---------- SOURCE RECORDS ----------

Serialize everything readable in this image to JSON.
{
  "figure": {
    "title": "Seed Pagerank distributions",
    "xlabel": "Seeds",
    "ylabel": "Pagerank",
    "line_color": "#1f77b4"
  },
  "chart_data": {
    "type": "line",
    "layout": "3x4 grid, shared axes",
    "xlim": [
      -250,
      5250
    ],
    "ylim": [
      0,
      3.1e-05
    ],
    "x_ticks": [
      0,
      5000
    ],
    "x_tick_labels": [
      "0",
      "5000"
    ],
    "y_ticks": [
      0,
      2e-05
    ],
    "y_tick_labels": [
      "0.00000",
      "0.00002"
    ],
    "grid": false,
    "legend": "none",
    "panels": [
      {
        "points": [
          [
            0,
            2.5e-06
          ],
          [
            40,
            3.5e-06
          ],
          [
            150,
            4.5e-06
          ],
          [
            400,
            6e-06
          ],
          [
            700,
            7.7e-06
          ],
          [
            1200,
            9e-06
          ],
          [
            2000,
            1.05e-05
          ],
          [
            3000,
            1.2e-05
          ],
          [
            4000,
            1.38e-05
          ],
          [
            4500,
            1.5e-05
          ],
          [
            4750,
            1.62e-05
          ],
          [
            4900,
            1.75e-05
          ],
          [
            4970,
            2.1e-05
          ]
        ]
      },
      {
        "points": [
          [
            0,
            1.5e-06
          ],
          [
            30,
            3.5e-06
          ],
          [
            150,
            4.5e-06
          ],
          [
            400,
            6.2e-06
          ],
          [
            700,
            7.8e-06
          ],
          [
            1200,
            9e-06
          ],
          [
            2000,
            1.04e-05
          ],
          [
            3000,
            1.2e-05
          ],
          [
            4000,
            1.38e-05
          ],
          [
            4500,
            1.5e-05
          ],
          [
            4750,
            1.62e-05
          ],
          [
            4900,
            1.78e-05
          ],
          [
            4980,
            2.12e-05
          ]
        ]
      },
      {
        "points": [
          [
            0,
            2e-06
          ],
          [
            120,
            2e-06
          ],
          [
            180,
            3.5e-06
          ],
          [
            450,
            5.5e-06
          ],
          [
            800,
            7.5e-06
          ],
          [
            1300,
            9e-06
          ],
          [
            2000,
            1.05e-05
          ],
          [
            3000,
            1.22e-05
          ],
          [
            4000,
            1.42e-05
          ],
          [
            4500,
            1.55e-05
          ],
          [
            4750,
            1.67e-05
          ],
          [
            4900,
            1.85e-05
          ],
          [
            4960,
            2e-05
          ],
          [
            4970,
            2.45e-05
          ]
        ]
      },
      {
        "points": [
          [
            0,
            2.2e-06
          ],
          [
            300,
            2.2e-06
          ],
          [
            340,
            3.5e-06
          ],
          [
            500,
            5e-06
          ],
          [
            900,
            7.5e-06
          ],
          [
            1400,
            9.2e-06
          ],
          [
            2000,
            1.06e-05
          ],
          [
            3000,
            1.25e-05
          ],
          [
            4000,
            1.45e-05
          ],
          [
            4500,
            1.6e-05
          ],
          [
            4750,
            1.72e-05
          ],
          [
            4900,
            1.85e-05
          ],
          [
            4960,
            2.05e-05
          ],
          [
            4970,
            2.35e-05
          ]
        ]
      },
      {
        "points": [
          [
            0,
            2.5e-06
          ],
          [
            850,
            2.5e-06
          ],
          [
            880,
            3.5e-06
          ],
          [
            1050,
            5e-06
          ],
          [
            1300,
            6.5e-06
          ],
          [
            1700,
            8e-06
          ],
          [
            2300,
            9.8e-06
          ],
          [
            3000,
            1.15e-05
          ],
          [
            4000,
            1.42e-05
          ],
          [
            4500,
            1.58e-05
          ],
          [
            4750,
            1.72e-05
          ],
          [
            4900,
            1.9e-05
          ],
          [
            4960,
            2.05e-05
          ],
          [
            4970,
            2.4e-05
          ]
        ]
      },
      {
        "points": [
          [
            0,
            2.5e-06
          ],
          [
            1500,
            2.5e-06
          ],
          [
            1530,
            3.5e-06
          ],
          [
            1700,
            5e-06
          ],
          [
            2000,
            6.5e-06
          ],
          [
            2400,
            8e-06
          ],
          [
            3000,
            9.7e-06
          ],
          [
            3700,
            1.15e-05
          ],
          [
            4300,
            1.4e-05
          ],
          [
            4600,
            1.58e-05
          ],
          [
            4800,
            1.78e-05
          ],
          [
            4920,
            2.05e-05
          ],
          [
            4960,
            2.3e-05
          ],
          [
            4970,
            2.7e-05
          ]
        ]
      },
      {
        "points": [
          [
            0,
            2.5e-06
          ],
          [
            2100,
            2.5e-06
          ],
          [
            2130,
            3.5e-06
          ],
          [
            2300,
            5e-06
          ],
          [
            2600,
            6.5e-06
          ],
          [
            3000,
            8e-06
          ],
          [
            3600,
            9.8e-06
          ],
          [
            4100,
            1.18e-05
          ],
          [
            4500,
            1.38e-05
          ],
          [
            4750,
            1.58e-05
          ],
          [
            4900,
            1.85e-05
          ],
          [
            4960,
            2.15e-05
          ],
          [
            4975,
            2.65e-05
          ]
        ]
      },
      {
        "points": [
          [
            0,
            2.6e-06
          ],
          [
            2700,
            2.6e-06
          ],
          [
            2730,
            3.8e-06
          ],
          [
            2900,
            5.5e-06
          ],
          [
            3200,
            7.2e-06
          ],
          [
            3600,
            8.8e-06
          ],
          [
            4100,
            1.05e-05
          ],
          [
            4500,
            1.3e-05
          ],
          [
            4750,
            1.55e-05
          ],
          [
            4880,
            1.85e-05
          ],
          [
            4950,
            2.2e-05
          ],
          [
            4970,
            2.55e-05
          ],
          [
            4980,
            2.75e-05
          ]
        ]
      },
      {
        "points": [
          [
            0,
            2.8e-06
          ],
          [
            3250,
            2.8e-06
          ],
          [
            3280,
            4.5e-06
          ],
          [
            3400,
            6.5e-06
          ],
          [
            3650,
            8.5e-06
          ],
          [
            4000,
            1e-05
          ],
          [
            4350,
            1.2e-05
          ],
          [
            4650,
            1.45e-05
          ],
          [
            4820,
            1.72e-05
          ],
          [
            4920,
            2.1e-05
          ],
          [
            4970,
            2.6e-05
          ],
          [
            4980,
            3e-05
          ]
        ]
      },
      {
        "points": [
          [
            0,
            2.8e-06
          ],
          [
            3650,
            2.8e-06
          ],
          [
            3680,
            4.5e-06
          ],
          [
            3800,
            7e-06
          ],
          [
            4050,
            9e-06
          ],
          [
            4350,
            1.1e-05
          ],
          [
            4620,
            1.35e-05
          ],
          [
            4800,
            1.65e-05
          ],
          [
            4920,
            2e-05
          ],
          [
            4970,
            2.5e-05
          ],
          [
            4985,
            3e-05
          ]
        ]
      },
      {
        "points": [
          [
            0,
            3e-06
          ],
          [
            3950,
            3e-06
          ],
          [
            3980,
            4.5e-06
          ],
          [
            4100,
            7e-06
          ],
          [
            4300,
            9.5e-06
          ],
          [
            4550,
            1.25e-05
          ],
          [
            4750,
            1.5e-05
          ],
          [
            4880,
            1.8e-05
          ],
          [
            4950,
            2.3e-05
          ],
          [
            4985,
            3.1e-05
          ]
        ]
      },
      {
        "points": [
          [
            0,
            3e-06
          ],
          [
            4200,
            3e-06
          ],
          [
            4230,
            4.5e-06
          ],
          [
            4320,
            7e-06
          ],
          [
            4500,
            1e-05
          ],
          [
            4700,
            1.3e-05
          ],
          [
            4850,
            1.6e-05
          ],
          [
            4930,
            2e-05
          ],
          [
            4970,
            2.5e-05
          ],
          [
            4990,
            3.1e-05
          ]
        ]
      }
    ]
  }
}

----------

Repeat every entry exactly as written above.

TASK SOLUTION:
Serialize everything readable in this image to JSON.
{
  "figure": {
    "title": "Seed Pagerank distributions",
    "xlabel": "Seeds",
    "ylabel": "Pagerank",
    "line_color": "#1f77b4"
  },
  "chart_data": {
    "type": "line",
    "layout": "3x4 grid, shared axes",
    "xlim": [
      -250,
      5250
    ],
    "ylim": [
      0,
      3.1e-05
    ],
    "x_ticks": [
      0,
      5000
    ],
    "x_tick_labels": [
      "0",
      "5000"
    ],
    "y_ticks": [
      0,
      2e-05
    ],
    "y_tick_labels": [
      "0.00000",
      "0.00002"
    ],
    "grid": false,
    "legend": "none",
    "panels": [
      {
        "points": [
          [
            0,
            2.5e-06
          ],
          [
            40,
            3.5e-06
          ],
          [
            150,
            4.5e-06
          ],
          [
            400,
            6e-06
          ],
          [
            700,
            7.7e-06
          ],
          [
            1200,
            9e-06
          ],
          [
            2000,
            1.05e-05
          ],
          [
            3000,
            1.2e-05
          ],
          [
            4000,
            1.38e-05
          ],
          [
            4500,
            1.5e-05
          ],
          [
            4750,
            1.62e-05
          ],
          [
            4900,
            1.75e-05
          ],
          [
            4970,
            2.1e-05
          ]
        ]
      },
      {
        "points": [
          [
            0,
            1.5e-06
          ],
          [
            30,
            3.5e-06
          ],
          [
            150,
            4.5e-06
          ],
          [
            400,
            6.2e-06
          ],
          [
            700,
            7.8e-06
          ],
          [
            1200,
            9e-06
          ],
          [
            2000,
            1.04e-05
          ],
          [
            3000,
            1.2e-05
          ],
          [
            4000,
            1.38e-05
          ],
          [
            4500,
            1.5e-05
          ],
          [
            4750,
            1.62e-05
          ],
          [
            4900,
            1.78e-05
          ],
          [
            4980,
            2.12e-05
          ]
        ]
      },
      {
        "points": [
          [
            0,
            2e-06
          ],
          [
            120,
            2e-06
          ],
          [
            180,
            3.5e-06
          ],
          [
            450,
            5.5e-06
          ],
          [
            800,
            7.5e-06
          ],
          [
            1300,
            9e-06
          ],
          [
            2000,
            1.05e-05
          ],
          [
            3000,
            1.22e-05
          ],
          [
            4000,
            1.42e-05
          ],
          [
            4500,
            1.55e-05
          ],
          [
            4750,
            1.67e-05
          ],
          [
            4900,
            1.85e-05
          ],
          [
            4960,
            2e-05
          ],
          [
            4970,
            2.45e-05
          ]
        ]
      },
      {
        "points": [
          [
            0,
            2.2e-06
          ],
          [
            300,
            2.2e-06
          ],
          [
            340,
            3.5e-06
          ],
          [
            500,
            5e-06
          ],
          [
            900,
            7.5e-06
          ],
          [
            1400,
            9.2e-06
          ],
          [
            2000,
            1.06e-05
          ],
          [
            3000,
            1.25e-05
          ],
          [
            4000,
            1.45e-05
          ],
          [
            4500,
            1.6e-05
          ],
          [
            4750,
            1.72e-05
          ],
          [
            4900,
            1.85e-05
          ],
          [
            4960,
            2.05e-05
          ],
          [
            4970,
            2.35e-05
          ]
        ]
      },
      {
        "points": [
          [
            0,
            2.5e-06
          ],
          [
            850,
            2.5e-06
          ],
          [
            880,
            3.5e-06
          ],
          [
            1050,
            5e-06
          ],
          [
            1300,
            6.5e-06
          ],
          [
            1700,
            8e-06
          ],
          [
            2300,
            9.8e-06
          ],
          [
            3000,
            1.15e-05
          ],
          [
            4000,
            1.42e-05
          ],
          [
            4500,
            1.58e-05
          ],
          [
            4750,
            1.72e-05
          ],
          [
            4900,
            1.9e-05
          ],
          [
            4960,
            2.05e-05
          ],
          [
            4970,
            2.4e-05
          ]
        ]
      },
      {
        "points": [
          [
            0,
            2.5e-06
          ],
          [
            1500,
            2.5e-06
          ],
          [
            1530,
            3.5e-06
          ],
          [
            1700,
            5e-06
          ],
          [
            2000,
            6.5e-06
          ],
          [
            2400,
            8e-06
          ],
          [
            3000,
            9.7e-06
          ],
          [
            3700,
            1.15e-05
          ],
          [
            4300,
            1.4e-05
          ],
          [
            4600,
            1.58e-05
          ],
          [
            4800,
            1.78e-05
          ],
          [
            4920,
            2.05e-05
          ],
          [
            4960,
            2.3e-05
          ],
          [
            4970,
            2.7e-05
          ]
        ]
      },
      {
        "points": [
          [
            0,
            2.5e-06
          ],
          [
            2100,
            2.5e-06
          ],
          [
            2130,
            3.5e-06
          ],
          [
            2300,
            5e-06
          ],
          [
            2600,
            6.5e-06
          ],
          [
            3000,
            8e-06
          ],
          [
            3600,
            9.8e-06
          ],
          [
            4100,
            1.18e-05
          ],
          [
            4500,
            1.38e-05
          ],
          [
            4750,
            1.58e-05
          ],
          [
            4900,
            1.85e-05
          ],
          [
            4960,
            2.15e-05
          ],
          [
            4975,
            2.65e-05
          ]
        ]
      },
      {
        "points": [
          [
            0,
            2.6e-06
          ],
          [
            2700,
            2.6e-06
          ],
          [
            2730,
            3.8e-06
          ],
          [
            2900,
            5.5e-06
          ],
          [
            3200,
            7.2e-06
          ],
          [
            3600,
            8.8e-06
          ],
          [
            4100,
            1.05e-05
          ],
          [
            4500,
            1.3e-05
          ],
          [
            4750,
            1.55e-05
          ],
          [
            4880,
            1.85e-05
          ],
          [
            4950,
            2.2e-05
          ],
          [
            4970,
            2.55e-05
          ],
          [
            4980,
            2.75e-05
          ]
        ]
      },
      {
        "points": [
          [
            0,
            2.8e-06
          ],
          [
            3250,
            2.8e-06
          ],
          [
            3280,
            4.5e-06
          ],
          [
            3400,
            6.5e-06
          ],
          [
            3650,
            8.5e-06
          ],
          [
            4000,
            1e-05
          ],
          [
            4350,
            1.2e-05
          ],
          [
            4650,
            1.45e-05
          ],
          [
            4820,
            1.72e-05
          ],
          [
            4920,
            2.1e-05
          ],
          [
            4970,
            2.6e-05
          ],
          [
            4980,
            3e-05
          ]
        ]
      },
      {
        "points": [
          [
            0,
            2.8e-06
          ],
          [
            3650,
            2.8e-06
          ],
          [
            3680,
            4.5e-06
          ],
          [
            3800,
            7e-06
          ],
          [
            4050,
            9e-06
          ],
          [
            4350,
            1.1e-05
          ],
          [
            4620,
            1.35e-05
          ],
          [
            4800,
            1.65e-05
          ],
          [
            4920,
            2e-05
          ],
          [
            4970,
            2.5e-05
          ],
          [
            4985,
            3e-05
          ]
        ]
      },
      {
        "points": [
          [
            0,
            3e-06
          ],
          [
            3950,
            3e-06
          ],
          [
            3980,
            4.5e-06
          ],
          [
            4100,
            7e-06
          ],
          [
            4300,
            9.5e-06
          ],
          [
            4550,
            1.25e-05
          ],
          [
            4750,
            1.5e-05
          ],
          [
            4880,
            1.8e-05
          ],
          [
            4950,
            2.3e-05
          ],
          [
            4985,
            3.1e-05
          ]
        ]
      },
      {
        "points": [
          [
            0,
            3e-06
          ],
          [
            4200,
            3e-06
          ],
          [
            4230,
            4.5e-06
          ],
          [
            4320,
            7e-06
          ],
          [
            4500,
            1e-05
          ],
          [
            4700,
            1.3e-05
          ],
          [
            4850,
            1.6e-05
          ],
          [
            4930,
            2e-05
          ],
          [
            4970,
            2.5e-05
          ],
          [
            4990,
            3.1e-05
          ]
        ]
      }
    ]
  }
}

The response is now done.